**Description of the task**
Go through the listing and return every line with "emergencia" in it.

**Material for this task**
● ● ● ●

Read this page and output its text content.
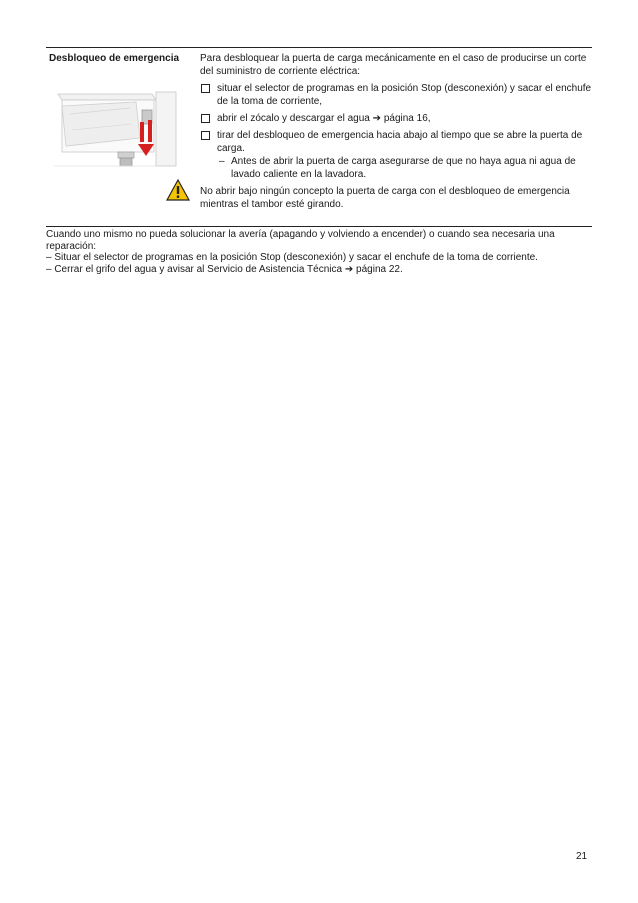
Desbloqueo de emergencia Para desbloquear la puerta de carga mecánicamente en el caso de producirse un corte del suministro de corriente eléctrica:

situar el selector de programas en la posición Stop (desconexión) y sacar el enchufe de la toma de corriente,
abrir el zócalo y descargar el agua ➔ página 16,
tirar del desbloqueo de emergencia hacia abajo al tiempo que se abre la puerta de carga.
– Antes de abrir la puerta de carga asegurarse de que no haya agua ni agua de lavado caliente en la lavadora.
No abrir bajo ningún concepto la puerta de carga con el desbloqueo de emergencia mientras el tambor esté girando.
Cuando uno mismo no pueda solucionar la avería (apagando y volviendo a encender) o cuando sea necesaria una reparación:
– Situar el selector de programas en la posición Stop (desconexión) y sacar el enchufe de la toma de corriente.
– Cerrar el grifo del agua y avisar al Servicio de Asistencia Técnica ➔ página 22.
21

● ● ● ●

**Result**
Desbloqueo de emergencia Para desbloquear la puerta de carga mecánicamente en el caso de producirse un corte del suministro de corriente eléctrica:
tirar del desbloqueo de emergencia hacia abajo al tiempo que se abre la puerta de carga.
No abrir bajo ningún concepto la puerta de carga con el desbloqueo de emergencia mientras el tambor esté girando.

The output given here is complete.